* [Task brief]: Copy each line below that includes "JSON".

(Source data)
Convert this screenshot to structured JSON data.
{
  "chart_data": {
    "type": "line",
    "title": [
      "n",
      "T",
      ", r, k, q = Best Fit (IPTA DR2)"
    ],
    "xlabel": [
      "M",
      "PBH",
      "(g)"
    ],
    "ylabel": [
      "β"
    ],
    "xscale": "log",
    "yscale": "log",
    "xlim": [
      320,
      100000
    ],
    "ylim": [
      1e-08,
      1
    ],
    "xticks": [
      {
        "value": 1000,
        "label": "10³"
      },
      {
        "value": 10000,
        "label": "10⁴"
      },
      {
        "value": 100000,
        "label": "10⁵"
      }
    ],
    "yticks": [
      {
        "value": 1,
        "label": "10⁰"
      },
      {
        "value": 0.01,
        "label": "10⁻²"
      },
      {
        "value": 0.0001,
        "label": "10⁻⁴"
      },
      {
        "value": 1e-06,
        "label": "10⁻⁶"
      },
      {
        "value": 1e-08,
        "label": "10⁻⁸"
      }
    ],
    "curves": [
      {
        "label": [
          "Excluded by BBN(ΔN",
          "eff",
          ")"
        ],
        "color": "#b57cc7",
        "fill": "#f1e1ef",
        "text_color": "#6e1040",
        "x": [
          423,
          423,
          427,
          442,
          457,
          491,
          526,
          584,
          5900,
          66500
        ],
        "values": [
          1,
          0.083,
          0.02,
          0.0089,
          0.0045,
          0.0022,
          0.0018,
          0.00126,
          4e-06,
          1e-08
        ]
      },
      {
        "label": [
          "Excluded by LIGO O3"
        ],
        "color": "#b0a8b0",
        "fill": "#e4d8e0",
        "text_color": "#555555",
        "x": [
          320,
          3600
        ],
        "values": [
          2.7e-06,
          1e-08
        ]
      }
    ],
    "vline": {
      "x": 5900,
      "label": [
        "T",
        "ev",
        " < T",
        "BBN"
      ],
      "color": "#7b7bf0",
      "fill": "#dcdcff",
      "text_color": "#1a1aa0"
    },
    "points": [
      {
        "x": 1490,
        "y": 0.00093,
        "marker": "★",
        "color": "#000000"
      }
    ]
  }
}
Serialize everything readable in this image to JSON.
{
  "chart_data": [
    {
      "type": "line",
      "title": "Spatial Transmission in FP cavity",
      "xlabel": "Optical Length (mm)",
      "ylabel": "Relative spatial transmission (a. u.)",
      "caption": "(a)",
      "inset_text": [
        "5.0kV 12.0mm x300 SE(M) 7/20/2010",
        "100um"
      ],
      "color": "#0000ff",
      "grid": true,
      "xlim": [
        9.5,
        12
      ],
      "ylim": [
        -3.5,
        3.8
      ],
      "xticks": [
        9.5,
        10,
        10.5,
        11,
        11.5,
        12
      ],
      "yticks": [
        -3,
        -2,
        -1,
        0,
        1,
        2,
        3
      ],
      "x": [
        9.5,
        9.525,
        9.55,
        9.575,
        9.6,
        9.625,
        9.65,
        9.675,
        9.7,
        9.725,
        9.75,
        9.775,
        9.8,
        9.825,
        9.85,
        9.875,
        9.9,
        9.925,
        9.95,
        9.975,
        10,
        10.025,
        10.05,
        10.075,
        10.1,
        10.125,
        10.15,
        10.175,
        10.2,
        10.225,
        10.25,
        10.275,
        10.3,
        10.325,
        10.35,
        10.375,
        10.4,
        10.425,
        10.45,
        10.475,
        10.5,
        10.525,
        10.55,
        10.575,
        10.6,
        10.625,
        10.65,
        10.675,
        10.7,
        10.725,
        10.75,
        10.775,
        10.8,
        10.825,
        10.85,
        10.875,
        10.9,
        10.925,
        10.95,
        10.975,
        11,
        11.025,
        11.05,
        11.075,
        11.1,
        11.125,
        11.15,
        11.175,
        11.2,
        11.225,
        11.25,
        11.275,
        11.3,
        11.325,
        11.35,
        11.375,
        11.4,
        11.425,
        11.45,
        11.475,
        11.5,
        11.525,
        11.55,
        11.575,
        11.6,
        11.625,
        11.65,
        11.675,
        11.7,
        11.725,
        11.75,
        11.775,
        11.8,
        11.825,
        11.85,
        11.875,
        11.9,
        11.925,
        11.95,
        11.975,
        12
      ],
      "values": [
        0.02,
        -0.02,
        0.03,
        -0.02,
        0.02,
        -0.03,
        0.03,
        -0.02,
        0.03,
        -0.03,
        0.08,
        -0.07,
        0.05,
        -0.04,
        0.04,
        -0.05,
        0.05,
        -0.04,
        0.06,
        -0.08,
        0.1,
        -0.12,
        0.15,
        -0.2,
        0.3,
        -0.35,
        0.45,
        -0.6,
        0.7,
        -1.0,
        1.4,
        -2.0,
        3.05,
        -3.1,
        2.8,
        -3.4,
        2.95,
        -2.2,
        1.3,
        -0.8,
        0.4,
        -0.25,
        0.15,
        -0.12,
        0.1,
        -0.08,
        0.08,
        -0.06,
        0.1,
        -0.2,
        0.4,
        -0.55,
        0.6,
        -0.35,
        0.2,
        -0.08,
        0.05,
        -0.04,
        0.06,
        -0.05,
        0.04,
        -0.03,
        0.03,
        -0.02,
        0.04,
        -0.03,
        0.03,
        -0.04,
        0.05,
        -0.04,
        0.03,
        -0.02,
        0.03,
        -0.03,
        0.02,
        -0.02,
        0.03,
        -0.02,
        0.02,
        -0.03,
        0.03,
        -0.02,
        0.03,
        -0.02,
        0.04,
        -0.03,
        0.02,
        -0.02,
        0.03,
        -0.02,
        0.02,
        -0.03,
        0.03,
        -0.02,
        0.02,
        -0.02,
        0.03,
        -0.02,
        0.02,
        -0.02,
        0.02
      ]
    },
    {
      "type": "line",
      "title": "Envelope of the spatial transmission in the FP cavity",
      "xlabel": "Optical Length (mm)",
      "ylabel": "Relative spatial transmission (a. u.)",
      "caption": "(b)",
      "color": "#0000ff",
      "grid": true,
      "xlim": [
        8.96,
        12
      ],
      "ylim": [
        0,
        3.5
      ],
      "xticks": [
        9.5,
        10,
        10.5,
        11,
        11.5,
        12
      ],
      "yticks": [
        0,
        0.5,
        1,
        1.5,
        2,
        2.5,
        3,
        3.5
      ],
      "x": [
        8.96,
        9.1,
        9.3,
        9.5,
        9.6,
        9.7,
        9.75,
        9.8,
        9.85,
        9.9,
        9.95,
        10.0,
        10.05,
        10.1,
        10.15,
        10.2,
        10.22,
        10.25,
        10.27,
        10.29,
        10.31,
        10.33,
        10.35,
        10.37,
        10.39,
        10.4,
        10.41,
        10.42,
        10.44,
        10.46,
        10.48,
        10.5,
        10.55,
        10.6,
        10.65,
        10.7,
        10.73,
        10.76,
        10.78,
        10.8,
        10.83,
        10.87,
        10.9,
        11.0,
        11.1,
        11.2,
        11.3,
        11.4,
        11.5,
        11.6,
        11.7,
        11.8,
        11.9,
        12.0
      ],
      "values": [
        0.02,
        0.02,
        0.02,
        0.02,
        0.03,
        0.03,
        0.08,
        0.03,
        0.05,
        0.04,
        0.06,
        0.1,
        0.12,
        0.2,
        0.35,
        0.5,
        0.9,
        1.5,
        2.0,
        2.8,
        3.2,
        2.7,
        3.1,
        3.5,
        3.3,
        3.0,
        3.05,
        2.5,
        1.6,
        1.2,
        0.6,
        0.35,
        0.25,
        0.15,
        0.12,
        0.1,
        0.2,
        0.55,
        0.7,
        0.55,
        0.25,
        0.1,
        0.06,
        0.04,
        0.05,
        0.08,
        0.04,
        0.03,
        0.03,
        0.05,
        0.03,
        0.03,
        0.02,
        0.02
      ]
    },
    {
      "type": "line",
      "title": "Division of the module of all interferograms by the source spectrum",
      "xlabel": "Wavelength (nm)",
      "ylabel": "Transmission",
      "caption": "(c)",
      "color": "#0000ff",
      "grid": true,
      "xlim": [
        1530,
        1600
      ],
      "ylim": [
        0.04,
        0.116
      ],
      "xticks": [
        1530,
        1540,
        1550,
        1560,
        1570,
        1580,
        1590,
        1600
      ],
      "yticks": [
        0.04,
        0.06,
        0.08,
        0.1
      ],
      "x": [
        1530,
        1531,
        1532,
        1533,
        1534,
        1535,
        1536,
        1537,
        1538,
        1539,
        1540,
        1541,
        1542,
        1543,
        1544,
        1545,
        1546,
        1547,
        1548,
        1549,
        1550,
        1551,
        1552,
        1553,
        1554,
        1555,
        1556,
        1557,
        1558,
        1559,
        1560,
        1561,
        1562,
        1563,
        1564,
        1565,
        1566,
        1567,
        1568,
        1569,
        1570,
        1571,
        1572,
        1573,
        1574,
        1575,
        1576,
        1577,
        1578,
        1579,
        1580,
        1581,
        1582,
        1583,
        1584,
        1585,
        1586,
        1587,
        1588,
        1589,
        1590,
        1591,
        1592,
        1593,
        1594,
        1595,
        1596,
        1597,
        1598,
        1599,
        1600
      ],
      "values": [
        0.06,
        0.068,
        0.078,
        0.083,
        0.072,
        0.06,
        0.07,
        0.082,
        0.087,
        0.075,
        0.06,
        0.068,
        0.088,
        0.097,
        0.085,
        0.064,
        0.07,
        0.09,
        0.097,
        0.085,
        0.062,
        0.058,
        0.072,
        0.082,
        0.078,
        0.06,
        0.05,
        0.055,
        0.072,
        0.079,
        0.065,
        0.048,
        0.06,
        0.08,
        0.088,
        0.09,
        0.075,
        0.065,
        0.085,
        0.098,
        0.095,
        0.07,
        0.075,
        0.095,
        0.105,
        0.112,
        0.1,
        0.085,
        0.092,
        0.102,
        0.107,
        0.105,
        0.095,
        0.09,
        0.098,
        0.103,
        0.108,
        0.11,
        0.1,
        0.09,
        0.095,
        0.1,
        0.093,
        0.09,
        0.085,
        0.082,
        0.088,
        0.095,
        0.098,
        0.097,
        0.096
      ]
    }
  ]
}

* [Full solution]:
Convert this screenshot to structured JSON data.
Serialize everything readable in this image to JSON.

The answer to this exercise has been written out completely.